THE REQUEST: Write out the material exactly, with the pictures left out.

THE RECORDS:
* begin *

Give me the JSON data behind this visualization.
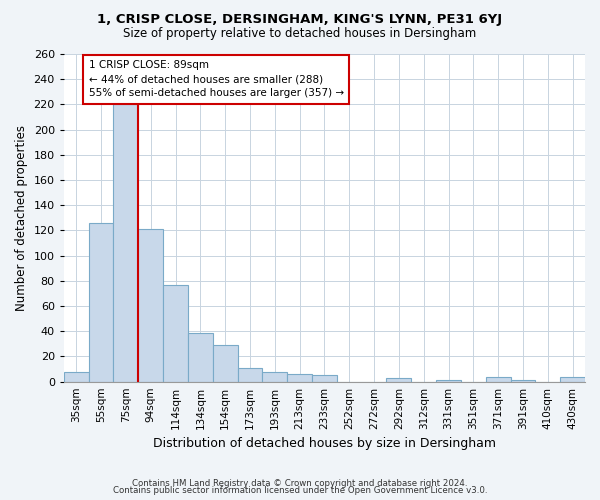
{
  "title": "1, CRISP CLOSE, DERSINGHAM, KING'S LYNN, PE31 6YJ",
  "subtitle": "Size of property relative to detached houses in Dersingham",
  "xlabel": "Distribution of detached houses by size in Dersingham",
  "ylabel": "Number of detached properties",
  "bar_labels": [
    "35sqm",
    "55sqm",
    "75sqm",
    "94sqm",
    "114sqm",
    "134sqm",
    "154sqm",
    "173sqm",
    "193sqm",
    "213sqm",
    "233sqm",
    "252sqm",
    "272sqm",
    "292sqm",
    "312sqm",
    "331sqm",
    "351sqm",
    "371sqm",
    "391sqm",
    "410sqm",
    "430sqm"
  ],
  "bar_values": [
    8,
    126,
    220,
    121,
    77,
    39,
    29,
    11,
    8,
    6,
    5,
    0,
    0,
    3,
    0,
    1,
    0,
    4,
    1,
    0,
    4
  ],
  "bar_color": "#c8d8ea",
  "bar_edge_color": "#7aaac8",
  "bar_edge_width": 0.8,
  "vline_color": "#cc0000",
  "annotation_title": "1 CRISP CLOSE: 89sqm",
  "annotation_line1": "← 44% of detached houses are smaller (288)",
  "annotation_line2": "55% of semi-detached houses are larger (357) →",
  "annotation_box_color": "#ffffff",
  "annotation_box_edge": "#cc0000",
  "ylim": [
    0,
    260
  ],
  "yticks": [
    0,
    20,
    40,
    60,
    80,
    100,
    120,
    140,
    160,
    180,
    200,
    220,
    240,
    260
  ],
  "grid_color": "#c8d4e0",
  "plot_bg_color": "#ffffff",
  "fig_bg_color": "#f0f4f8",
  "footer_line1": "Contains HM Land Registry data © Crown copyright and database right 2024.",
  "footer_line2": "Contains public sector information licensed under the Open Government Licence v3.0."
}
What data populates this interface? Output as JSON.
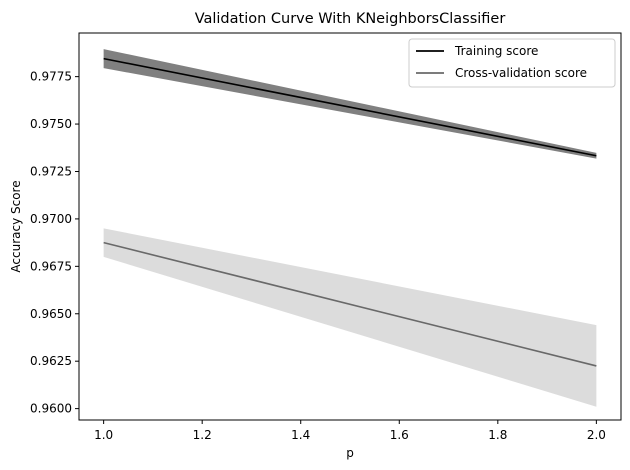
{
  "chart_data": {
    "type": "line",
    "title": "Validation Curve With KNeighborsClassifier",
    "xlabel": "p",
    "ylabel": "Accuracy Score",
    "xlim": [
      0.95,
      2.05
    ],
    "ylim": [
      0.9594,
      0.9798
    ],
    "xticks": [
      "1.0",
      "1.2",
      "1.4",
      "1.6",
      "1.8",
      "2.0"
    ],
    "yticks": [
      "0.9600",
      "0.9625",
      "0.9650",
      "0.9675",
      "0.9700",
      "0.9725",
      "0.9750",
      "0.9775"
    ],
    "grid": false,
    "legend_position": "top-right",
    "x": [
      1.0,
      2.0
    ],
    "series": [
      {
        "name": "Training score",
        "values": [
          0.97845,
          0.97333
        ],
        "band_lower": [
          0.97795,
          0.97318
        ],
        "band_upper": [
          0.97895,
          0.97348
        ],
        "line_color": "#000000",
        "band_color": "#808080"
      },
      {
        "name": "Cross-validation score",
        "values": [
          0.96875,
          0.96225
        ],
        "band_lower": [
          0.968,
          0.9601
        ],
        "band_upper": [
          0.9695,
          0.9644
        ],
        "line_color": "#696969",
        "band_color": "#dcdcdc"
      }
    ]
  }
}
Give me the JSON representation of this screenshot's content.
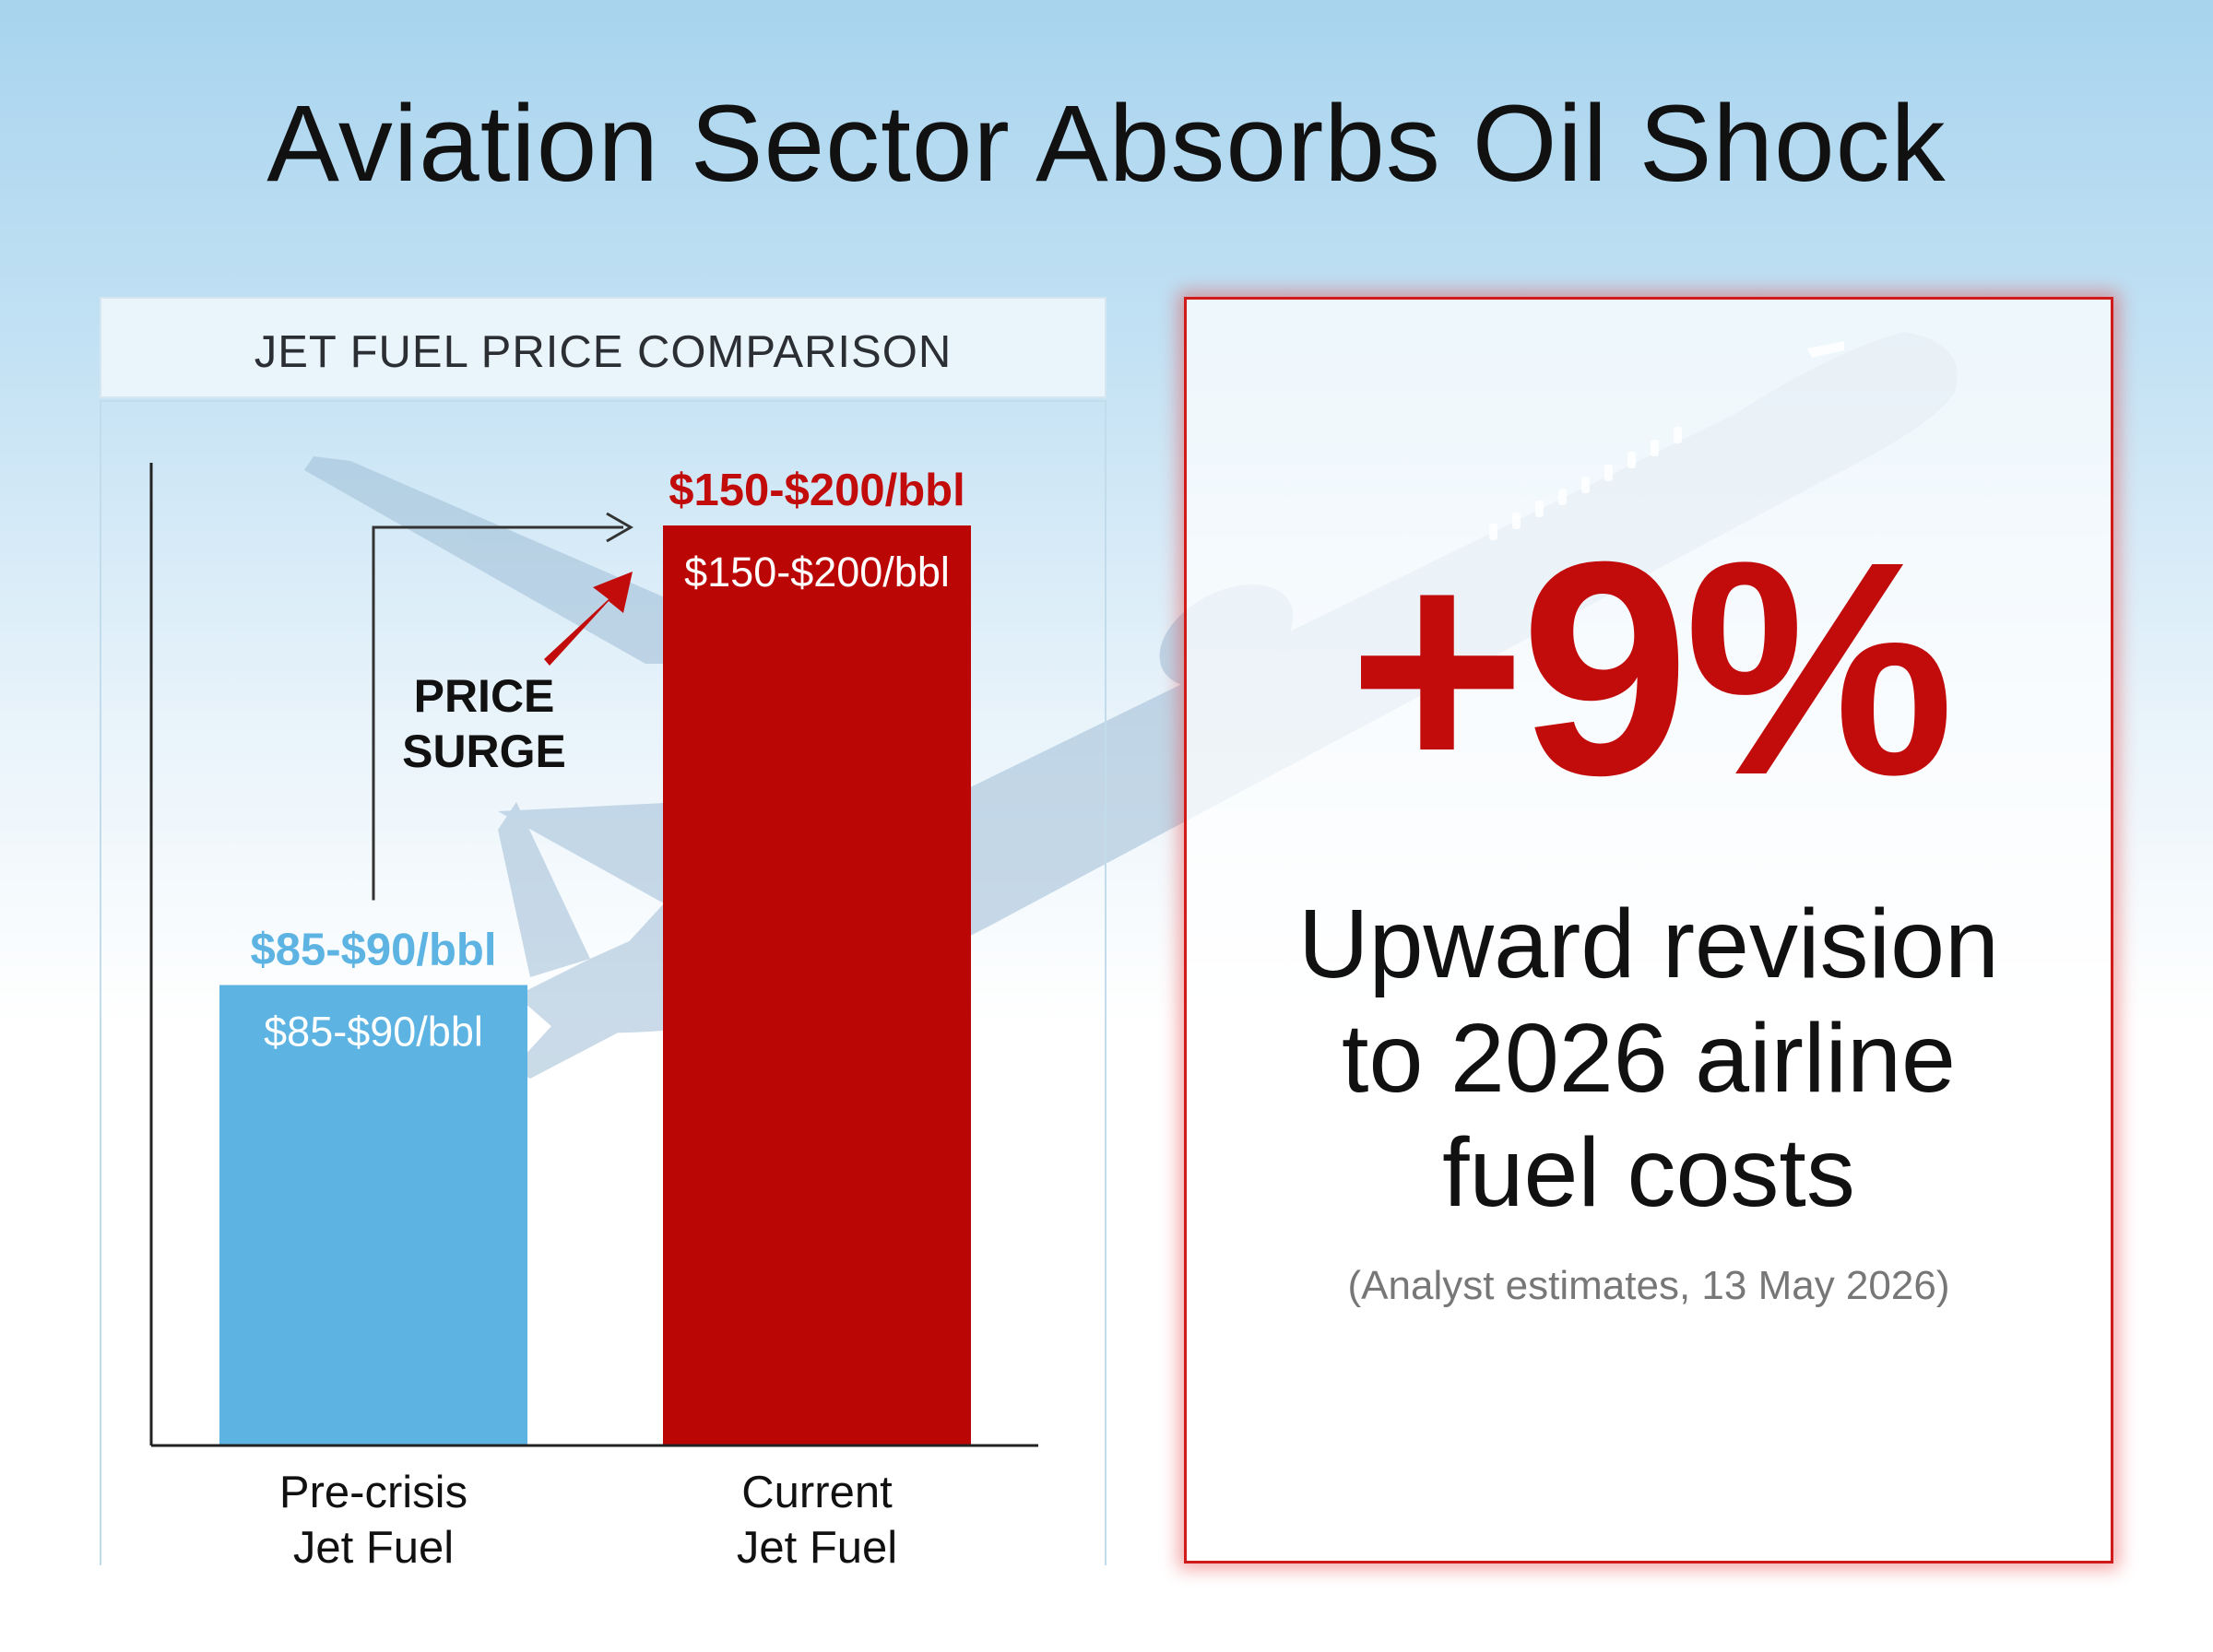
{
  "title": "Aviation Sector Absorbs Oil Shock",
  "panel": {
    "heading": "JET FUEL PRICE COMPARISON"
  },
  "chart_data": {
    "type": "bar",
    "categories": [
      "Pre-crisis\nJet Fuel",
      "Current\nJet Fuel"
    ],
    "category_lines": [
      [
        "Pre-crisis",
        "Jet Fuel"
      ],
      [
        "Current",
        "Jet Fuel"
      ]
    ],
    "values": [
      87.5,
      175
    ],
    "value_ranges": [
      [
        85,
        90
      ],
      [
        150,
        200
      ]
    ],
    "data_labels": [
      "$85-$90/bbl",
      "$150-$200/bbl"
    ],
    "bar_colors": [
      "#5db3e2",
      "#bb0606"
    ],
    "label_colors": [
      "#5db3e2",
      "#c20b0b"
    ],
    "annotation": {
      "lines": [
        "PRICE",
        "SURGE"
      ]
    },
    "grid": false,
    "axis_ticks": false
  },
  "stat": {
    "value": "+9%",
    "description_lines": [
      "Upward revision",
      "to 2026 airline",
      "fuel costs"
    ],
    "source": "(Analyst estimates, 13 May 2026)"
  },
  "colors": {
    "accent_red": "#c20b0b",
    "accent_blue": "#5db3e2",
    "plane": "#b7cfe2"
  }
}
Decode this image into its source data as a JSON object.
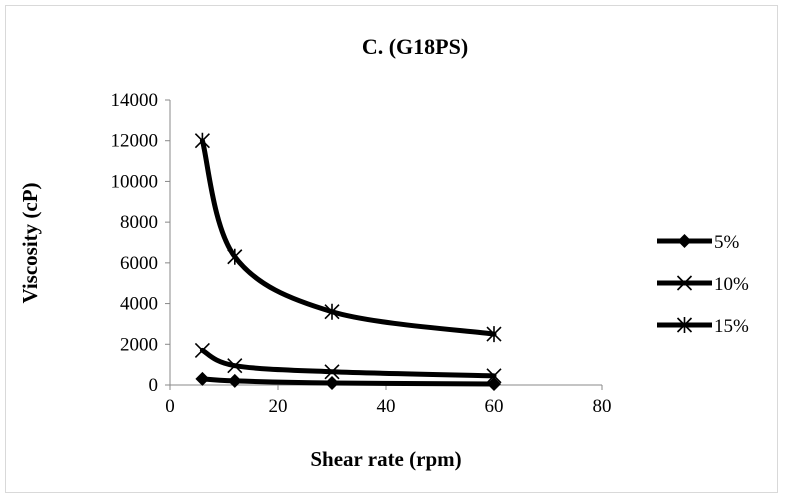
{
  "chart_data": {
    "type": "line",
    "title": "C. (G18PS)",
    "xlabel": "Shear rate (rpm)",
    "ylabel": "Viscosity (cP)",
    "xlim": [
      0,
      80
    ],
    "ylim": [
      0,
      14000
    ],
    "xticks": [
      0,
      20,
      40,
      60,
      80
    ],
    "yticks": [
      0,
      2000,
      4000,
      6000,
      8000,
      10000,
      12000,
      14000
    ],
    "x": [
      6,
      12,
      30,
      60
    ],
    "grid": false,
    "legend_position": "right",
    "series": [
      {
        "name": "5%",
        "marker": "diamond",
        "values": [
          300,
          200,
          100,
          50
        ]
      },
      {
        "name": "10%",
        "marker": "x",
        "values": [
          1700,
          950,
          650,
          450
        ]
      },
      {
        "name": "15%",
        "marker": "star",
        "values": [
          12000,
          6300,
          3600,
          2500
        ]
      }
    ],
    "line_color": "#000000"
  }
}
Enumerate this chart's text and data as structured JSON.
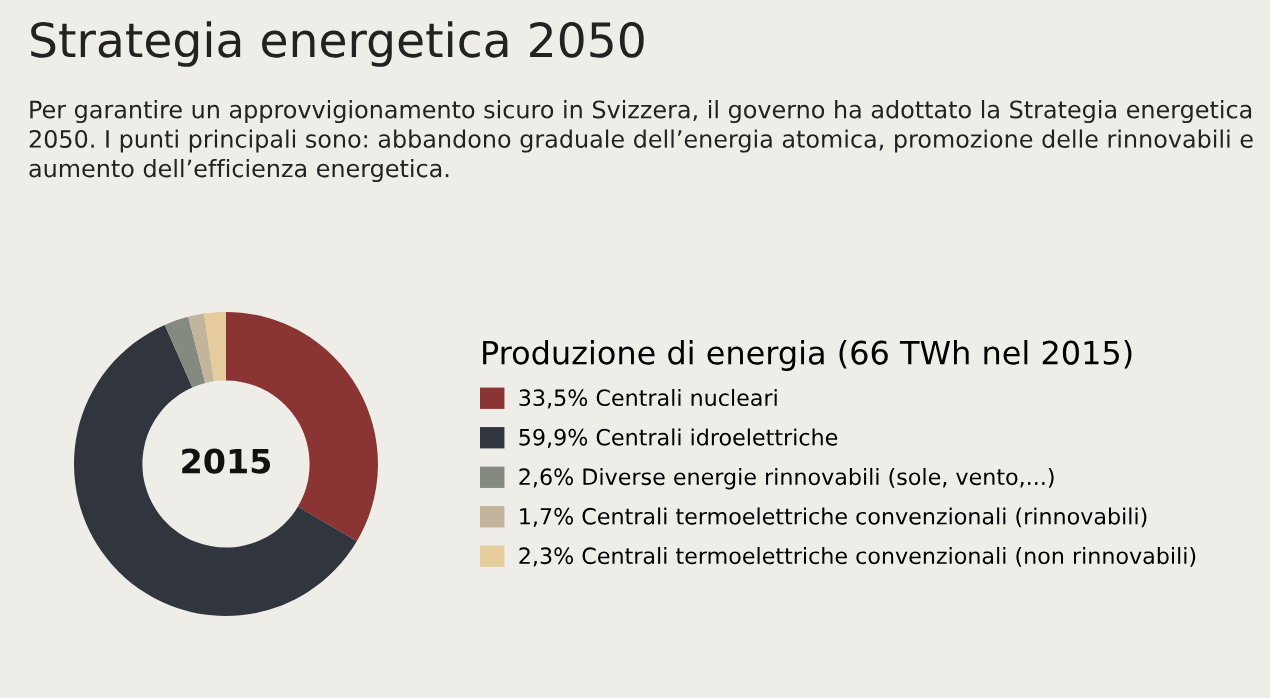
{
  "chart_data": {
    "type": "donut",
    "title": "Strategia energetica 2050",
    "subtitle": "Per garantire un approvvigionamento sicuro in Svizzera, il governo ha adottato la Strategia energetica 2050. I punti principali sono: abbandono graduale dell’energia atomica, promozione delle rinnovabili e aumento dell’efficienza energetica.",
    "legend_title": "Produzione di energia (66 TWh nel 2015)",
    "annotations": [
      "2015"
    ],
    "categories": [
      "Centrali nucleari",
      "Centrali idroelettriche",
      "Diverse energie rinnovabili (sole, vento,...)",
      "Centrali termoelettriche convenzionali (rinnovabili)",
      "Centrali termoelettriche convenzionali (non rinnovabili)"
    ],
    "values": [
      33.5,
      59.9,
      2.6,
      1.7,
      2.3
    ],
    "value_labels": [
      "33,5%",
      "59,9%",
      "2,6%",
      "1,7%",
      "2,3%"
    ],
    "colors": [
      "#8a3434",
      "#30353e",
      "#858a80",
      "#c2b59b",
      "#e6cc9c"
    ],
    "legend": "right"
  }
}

* end *

SOLUTION FOR THIS PROBLEM:
Give me the JSON data behind this visualization.
{
  "title": "1, CRISP CLOSE, DERSINGHAM, KING'S LYNN, PE31 6YJ",
  "subtitle": "Size of property relative to detached houses in Dersingham",
  "xlabel": "Distribution of detached houses by size in Dersingham",
  "ylabel": "Number of detached properties",
  "bar_labels": [
    "35sqm",
    "55sqm",
    "75sqm",
    "94sqm",
    "114sqm",
    "134sqm",
    "154sqm",
    "173sqm",
    "193sqm",
    "213sqm",
    "233sqm",
    "252sqm",
    "272sqm",
    "292sqm",
    "312sqm",
    "331sqm",
    "351sqm",
    "371sqm",
    "391sqm",
    "410sqm",
    "430sqm"
  ],
  "bar_values": [
    8,
    126,
    220,
    121,
    77,
    39,
    29,
    11,
    8,
    6,
    5,
    0,
    0,
    3,
    0,
    1,
    0,
    4,
    1,
    0,
    4
  ],
  "bar_color": "#c8d8ea",
  "bar_edge_color": "#7aaac8",
  "bar_edge_width": 0.8,
  "vline_color": "#cc0000",
  "annotation_title": "1 CRISP CLOSE: 89sqm",
  "annotation_line1": "← 44% of detached houses are smaller (288)",
  "annotation_line2": "55% of semi-detached houses are larger (357) →",
  "annotation_box_color": "#ffffff",
  "annotation_box_edge": "#cc0000",
  "ylim": [
    0,
    260
  ],
  "yticks": [
    0,
    20,
    40,
    60,
    80,
    100,
    120,
    140,
    160,
    180,
    200,
    220,
    240,
    260
  ],
  "grid_color": "#c8d4e0",
  "plot_bg_color": "#ffffff",
  "fig_bg_color": "#f0f4f8",
  "footer_line1": "Contains HM Land Registry data © Crown copyright and database right 2024.",
  "footer_line2": "Contains public sector information licensed under the Open Government Licence v3.0."
}
What data populates this interface? Output as JSON.
{
  "chart_data": {
    "type": "line",
    "title": "Validation Curve With KNeighborsClassifier",
    "xlabel": "p",
    "ylabel": "Accuracy Score",
    "xlim": [
      0.95,
      2.05
    ],
    "ylim": [
      0.9594,
      0.9798
    ],
    "xticks": [
      "1.0",
      "1.2",
      "1.4",
      "1.6",
      "1.8",
      "2.0"
    ],
    "yticks": [
      "0.9600",
      "0.9625",
      "0.9650",
      "0.9675",
      "0.9700",
      "0.9725",
      "0.9750",
      "0.9775"
    ],
    "grid": false,
    "legend_position": "top-right",
    "x": [
      1.0,
      2.0
    ],
    "series": [
      {
        "name": "Training score",
        "values": [
          0.97845,
          0.97333
        ],
        "band_lower": [
          0.97795,
          0.97318
        ],
        "band_upper": [
          0.97895,
          0.97348
        ],
        "line_color": "#000000",
        "band_color": "#808080"
      },
      {
        "name": "Cross-validation score",
        "values": [
          0.96875,
          0.96225
        ],
        "band_lower": [
          0.968,
          0.9601
        ],
        "band_upper": [
          0.9695,
          0.9644
        ],
        "line_color": "#696969",
        "band_color": "#dcdcdc"
      }
    ]
  }
}
Give me the JSON representation of this screenshot's content.
{
  "title": "Aviation Sector Absorbs Oil Shock",
  "panel": {
    "heading": "JET FUEL PRICE COMPARISON"
  },
  "chart_data": {
    "type": "bar",
    "categories": [
      "Pre-crisis\nJet Fuel",
      "Current\nJet Fuel"
    ],
    "category_lines": [
      [
        "Pre-crisis",
        "Jet Fuel"
      ],
      [
        "Current",
        "Jet Fuel"
      ]
    ],
    "values": [
      87.5,
      175
    ],
    "value_ranges": [
      [
        85,
        90
      ],
      [
        150,
        200
      ]
    ],
    "data_labels": [
      "$85-$90/bbl",
      "$150-$200/bbl"
    ],
    "bar_colors": [
      "#5db3e2",
      "#bb0606"
    ],
    "label_colors": [
      "#5db3e2",
      "#c20b0b"
    ],
    "annotation": {
      "lines": [
        "PRICE",
        "SURGE"
      ]
    },
    "grid": false,
    "axis_ticks": false
  },
  "stat": {
    "value": "+9%",
    "description_lines": [
      "Upward revision",
      "to 2026 airline",
      "fuel costs"
    ],
    "source": "(Analyst estimates, 13 May 2026)"
  },
  "colors": {
    "accent_red": "#c20b0b",
    "accent_blue": "#5db3e2",
    "plane": "#b7cfe2"
  }
}
Decode this image into its source data as a JSON object.
{
  "chart_data": {
    "type": "line",
    "title": "C. (G18PS)",
    "xlabel": "Shear rate (rpm)",
    "ylabel": "Viscosity (cP)",
    "xlim": [
      0,
      80
    ],
    "ylim": [
      0,
      14000
    ],
    "xticks": [
      0,
      20,
      40,
      60,
      80
    ],
    "yticks": [
      0,
      2000,
      4000,
      6000,
      8000,
      10000,
      12000,
      14000
    ],
    "x": [
      6,
      12,
      30,
      60
    ],
    "grid": false,
    "legend_position": "right",
    "series": [
      {
        "name": "5%",
        "marker": "diamond",
        "values": [
          300,
          200,
          100,
          50
        ]
      },
      {
        "name": "10%",
        "marker": "x",
        "values": [
          1700,
          950,
          650,
          450
        ]
      },
      {
        "name": "15%",
        "marker": "star",
        "values": [
          12000,
          6300,
          3600,
          2500
        ]
      }
    ],
    "line_color": "#000000"
  }
}
Enumerate this chart's text and data as structured JSON.
{
  "chart_data": {
    "type": "donut",
    "title": "Strategia energetica 2050",
    "subtitle": "Per garantire un approvvigionamento sicuro in Svizzera, il governo ha adottato la Strategia energetica 2050. I punti principali sono: abbandono graduale dell’energia atomica, promozione delle rinnovabili e aumento dell’efficienza energetica.",
    "legend_title": "Produzione di energia (66 TWh nel 2015)",
    "annotations": [
      "2015"
    ],
    "categories": [
      "Centrali nucleari",
      "Centrali idroelettriche",
      "Diverse energie rinnovabili (sole, vento,...)",
      "Centrali termoelettriche convenzionali (rinnovabili)",
      "Centrali termoelettriche convenzionali (non rinnovabili)"
    ],
    "values": [
      33.5,
      59.9,
      2.6,
      1.7,
      2.3
    ],
    "value_labels": [
      "33,5%",
      "59,9%",
      "2,6%",
      "1,7%",
      "2,3%"
    ],
    "colors": [
      "#8a3434",
      "#30353e",
      "#858a80",
      "#c2b59b",
      "#e6cc9c"
    ],
    "legend": "right"
  }
}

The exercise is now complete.